Article.
--- START ---
Back at the volcano, the Sub-Mariner creates a tidal wave to take out the Torch. “I would not risk injuring a human,” says Subby, “but the Torch is now and forever an android and androids cannot die!!” He turns the tidal wave into a whirlpool, grabs the addled Torch by his hair, and wedges him between two rocks in the surf. “Now speak,” he orders the Torch, “tell me why you serve the Mad Thinker!”

The Torch tells him that the Thinker brought him back to life but without any of his memories. (It appears, at this point in the story, that the Fantastic Four left the Torch’s body in the Thinker’s lab and the Thinker just came back when they were gone and reactivated the Torch.) The Thinker tells him that he is an android created by Professor Horton but this doesn’t ring any bells. When the Thinker shows him film clips of the Torch fighting alongside his teen sidekick Toro, the Torch says that the name Toro “strikes a chord in my memory.” The Thinker then tells him that the Fantastic Four are his enemies and that they “evilly destroyed” him but the Torch doesn’t remember this. In fact, he doesn’t remember anything else but believes that he is “an android created to serve a human master” and agrees to bury a “device within a volcano, then cause an eruption.” Constrained by the golden collar, the Torch obeys, igniting the volcano and charging the device “with volcanic energy.” “I know not the plan or purpose behind my action,” he says, “What can it matter to one who is not human?” Later, the Torch overhears a conversation between the Thinker, the Puppet Master and Egghead. As they look at a map, Egghead tells the Thinker “You will strike from here…that volcano will supply you with energy which…” The Thinker interrupts him, insulted by Egghead “belabor[ing] the simplest details.” The Puppet Master notes that the intended result is “the subduing first of America…then of the world!” The Torch then tells Namor that “your tidal wave damaged my amulet” so “my will is my own again.” “Then has Namor found an ally once more,” says Namor, referring to himself in the third person.
--- END ---
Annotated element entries
--- START ---
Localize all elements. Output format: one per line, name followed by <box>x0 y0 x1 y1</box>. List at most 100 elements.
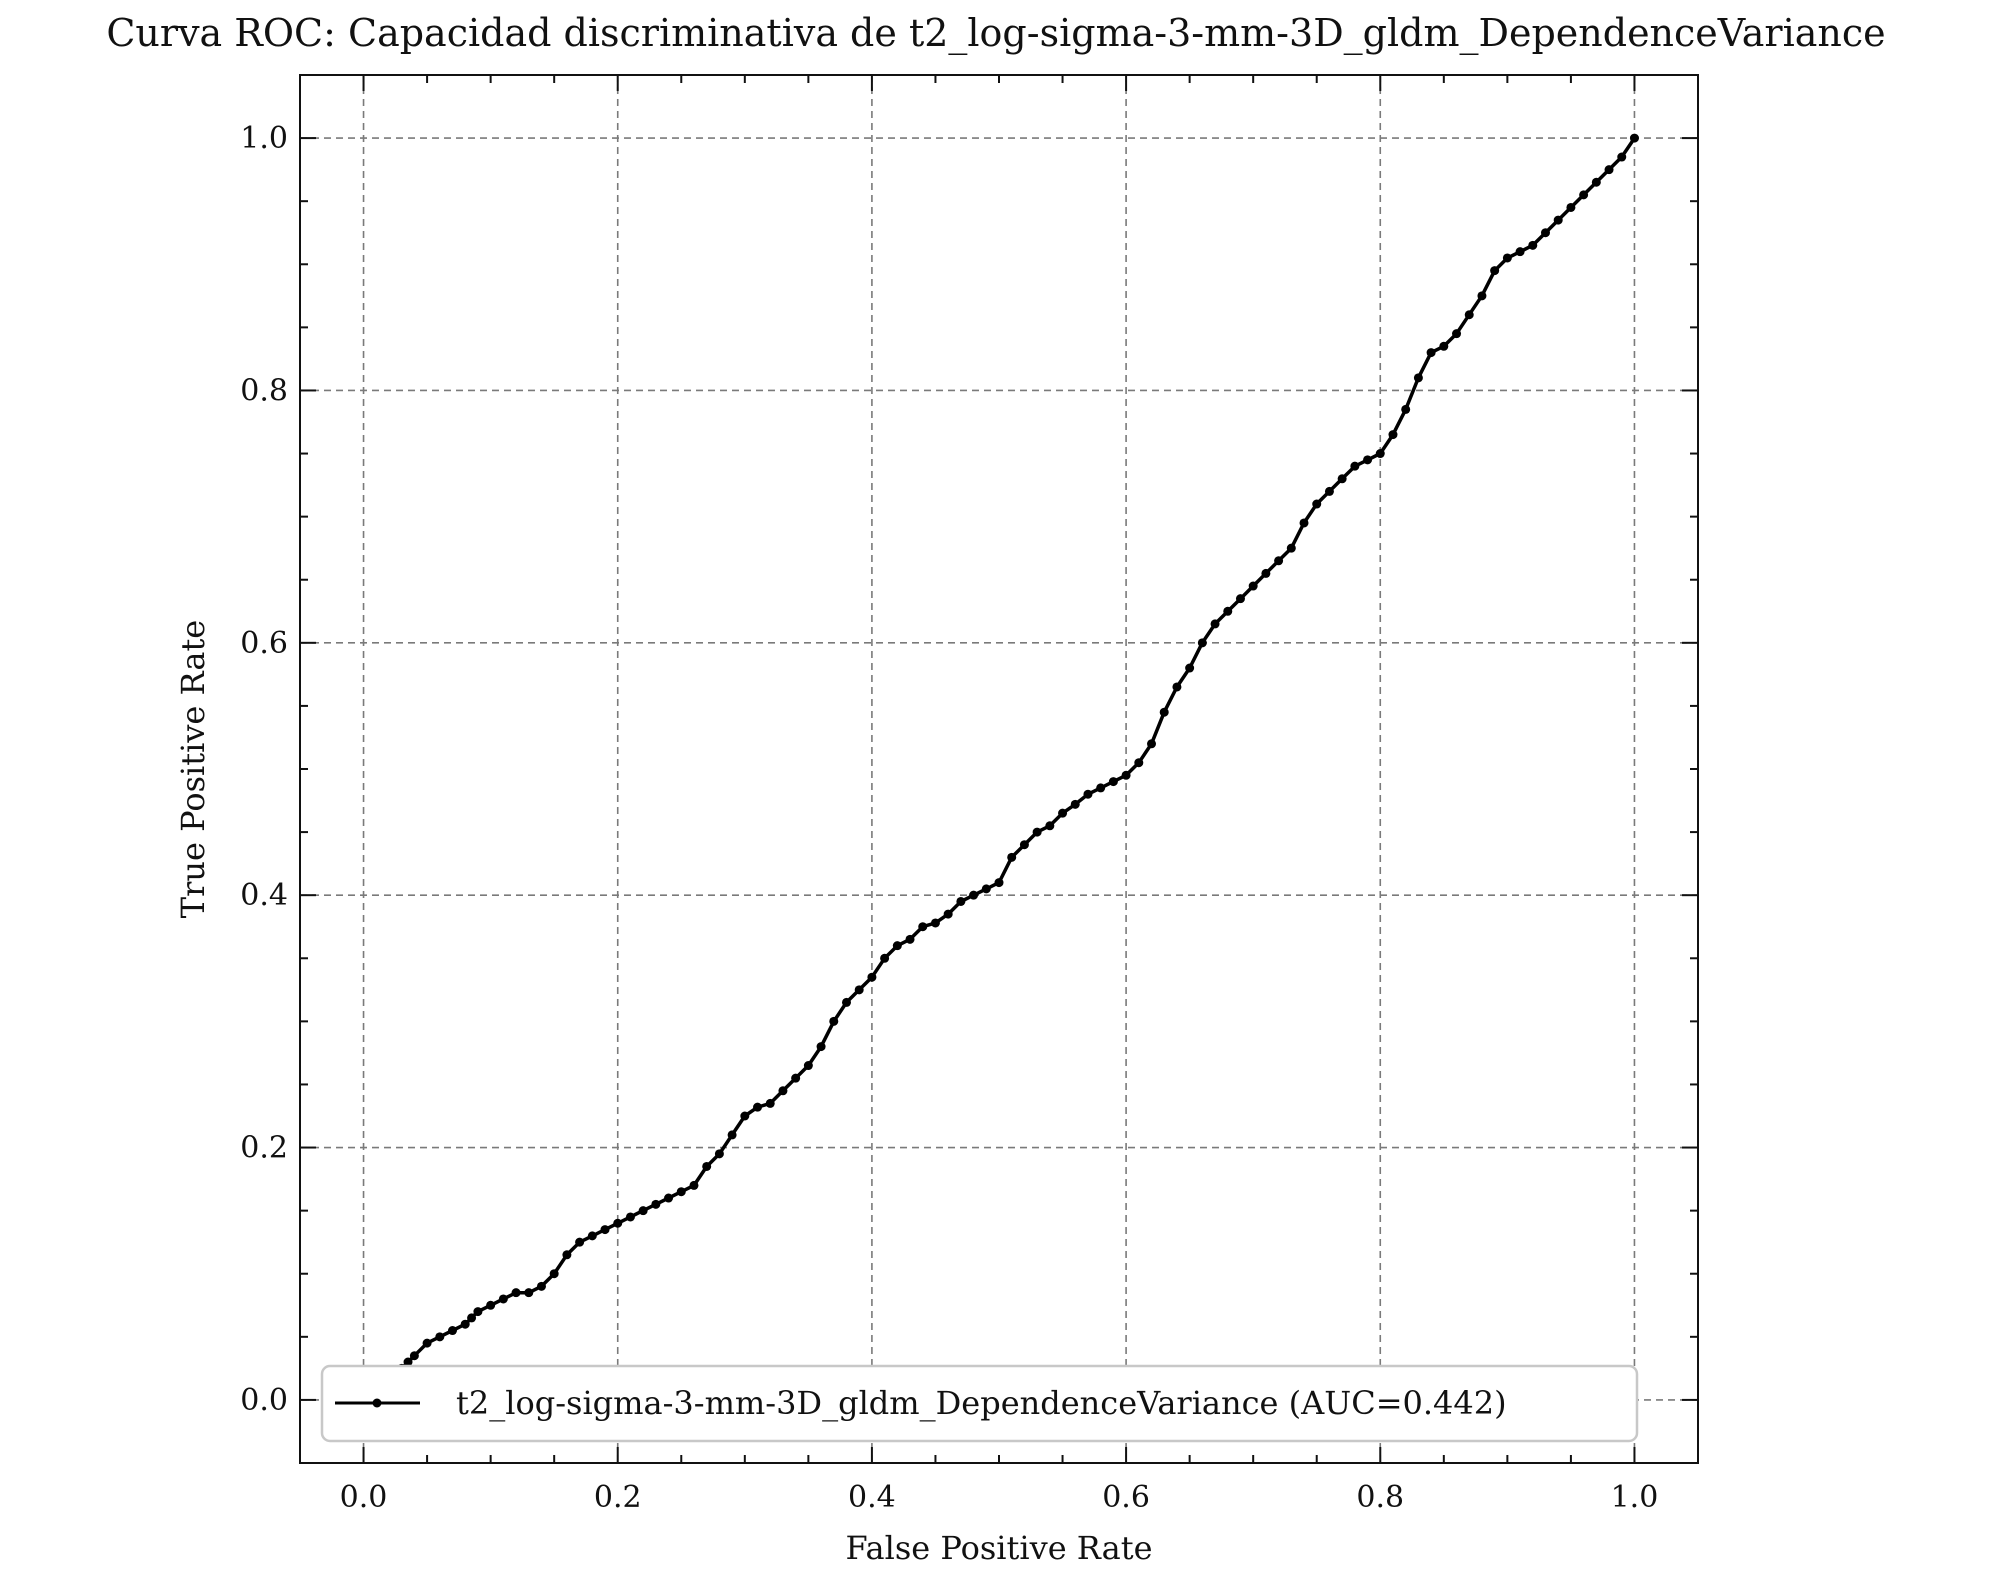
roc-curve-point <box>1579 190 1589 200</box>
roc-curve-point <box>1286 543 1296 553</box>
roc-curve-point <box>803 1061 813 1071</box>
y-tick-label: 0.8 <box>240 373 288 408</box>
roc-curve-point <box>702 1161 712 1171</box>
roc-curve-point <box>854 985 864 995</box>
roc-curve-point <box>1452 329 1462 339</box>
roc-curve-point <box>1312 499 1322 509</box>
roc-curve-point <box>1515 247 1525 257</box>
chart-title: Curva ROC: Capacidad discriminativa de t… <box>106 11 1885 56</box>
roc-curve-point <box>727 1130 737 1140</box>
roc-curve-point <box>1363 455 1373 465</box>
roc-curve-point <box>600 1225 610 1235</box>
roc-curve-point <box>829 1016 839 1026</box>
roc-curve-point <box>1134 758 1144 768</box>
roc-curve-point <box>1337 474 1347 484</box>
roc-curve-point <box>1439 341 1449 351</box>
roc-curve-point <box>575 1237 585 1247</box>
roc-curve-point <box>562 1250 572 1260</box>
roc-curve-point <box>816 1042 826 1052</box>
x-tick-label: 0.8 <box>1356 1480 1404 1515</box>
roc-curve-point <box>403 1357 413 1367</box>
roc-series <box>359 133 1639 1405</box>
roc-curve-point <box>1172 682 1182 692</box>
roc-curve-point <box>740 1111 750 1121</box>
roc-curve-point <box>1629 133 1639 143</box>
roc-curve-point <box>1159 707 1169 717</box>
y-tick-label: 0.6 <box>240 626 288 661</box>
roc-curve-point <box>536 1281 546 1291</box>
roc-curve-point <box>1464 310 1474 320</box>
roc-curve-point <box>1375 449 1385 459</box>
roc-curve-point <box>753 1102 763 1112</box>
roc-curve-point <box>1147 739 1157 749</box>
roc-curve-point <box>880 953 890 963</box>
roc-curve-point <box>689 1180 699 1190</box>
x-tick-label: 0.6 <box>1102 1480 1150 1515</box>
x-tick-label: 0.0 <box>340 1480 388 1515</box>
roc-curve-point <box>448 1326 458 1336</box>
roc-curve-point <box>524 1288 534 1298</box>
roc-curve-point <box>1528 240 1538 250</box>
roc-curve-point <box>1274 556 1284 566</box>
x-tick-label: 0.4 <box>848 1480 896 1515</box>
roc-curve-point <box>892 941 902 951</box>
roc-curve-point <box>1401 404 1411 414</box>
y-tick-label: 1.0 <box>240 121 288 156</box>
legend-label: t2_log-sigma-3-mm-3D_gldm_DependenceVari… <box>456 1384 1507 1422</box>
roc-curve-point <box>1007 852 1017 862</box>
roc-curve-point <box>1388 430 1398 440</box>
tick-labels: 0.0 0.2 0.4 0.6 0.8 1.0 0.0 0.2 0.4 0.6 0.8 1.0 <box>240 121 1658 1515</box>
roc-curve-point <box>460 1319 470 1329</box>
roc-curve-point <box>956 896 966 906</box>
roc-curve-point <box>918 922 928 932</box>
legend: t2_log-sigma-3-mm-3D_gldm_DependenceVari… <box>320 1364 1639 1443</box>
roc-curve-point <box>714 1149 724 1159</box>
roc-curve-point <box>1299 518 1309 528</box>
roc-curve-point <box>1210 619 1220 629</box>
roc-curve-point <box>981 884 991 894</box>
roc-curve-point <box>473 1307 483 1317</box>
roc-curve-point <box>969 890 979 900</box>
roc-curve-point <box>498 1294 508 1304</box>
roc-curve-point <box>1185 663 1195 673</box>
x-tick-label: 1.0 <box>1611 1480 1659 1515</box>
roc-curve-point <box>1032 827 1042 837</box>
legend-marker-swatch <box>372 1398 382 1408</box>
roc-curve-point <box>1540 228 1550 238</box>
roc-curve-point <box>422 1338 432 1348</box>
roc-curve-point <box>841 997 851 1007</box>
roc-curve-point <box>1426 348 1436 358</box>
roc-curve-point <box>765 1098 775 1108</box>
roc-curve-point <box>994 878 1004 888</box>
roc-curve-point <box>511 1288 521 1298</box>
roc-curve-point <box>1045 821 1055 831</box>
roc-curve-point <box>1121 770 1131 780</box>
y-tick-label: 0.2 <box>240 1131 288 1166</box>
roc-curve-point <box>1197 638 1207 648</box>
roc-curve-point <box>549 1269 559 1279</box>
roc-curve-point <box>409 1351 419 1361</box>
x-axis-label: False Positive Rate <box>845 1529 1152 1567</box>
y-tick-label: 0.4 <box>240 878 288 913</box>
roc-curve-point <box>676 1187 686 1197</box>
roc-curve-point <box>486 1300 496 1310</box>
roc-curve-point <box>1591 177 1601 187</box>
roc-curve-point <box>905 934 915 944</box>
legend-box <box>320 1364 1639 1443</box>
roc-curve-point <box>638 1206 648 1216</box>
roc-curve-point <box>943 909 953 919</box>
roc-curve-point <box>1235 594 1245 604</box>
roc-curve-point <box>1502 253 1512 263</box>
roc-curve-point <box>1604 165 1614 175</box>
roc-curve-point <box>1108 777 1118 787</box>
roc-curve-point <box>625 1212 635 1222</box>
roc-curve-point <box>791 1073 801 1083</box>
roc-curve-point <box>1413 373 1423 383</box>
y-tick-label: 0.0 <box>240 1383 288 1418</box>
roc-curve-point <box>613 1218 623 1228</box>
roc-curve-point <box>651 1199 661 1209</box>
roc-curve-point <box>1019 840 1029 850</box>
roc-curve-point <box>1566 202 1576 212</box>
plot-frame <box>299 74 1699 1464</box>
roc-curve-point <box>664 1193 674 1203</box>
--- END ---
Actions to take.
1/ List every name the plot summary uses for the Sub-Mariner.
2/ Answer these from the plot summary:
(a) Who does the Thinker say created the Torch?
(b) According to the Torch, what damaged his amulet?
(c) What does the Puppet Master say the intended result is?
3/ Carry the plot summary on from its final sentence.
The lines have no role in this work.

Answer set.
1/ Sub-Mariner, Subby, Namor

2/
(a) Professor Horton
(b) The Sub-Mariner's tidal wave
(c) The subduing first of America, then of the world

3/
Conversing “by closed-circuit TV,” Egghead, the Thinker, and the Puppet Master decide it is time to test their combined power. The Thinker is in his “Pacific stronghold,” the Puppet Master in his “Caribbean base,” and Egghead is in his “orbiting space station.” (Egghead has a map of North America and surrounding waters which is conveniently placed for our perusal. It has an X in the Pacific labeled “T” and one in the Caribbean labeled “PM.” Egghead strikes a match on it, causing a streak of fire across half of the United States. “America will surrender…or burn!” he says.

Here's the plan. The Thinker triggers his device and the Puppet Master and Egghead trigger whatever they have, causing “a great energy-absorbing arc” over a portion of the USA. No power will work for one minute, except for those devices that broadcast Egghead’s ultimatum. He tells those listening that he will re-establish contact in one hour with his terms. If his demands are not granted, he will wipe out the power of the whole nation.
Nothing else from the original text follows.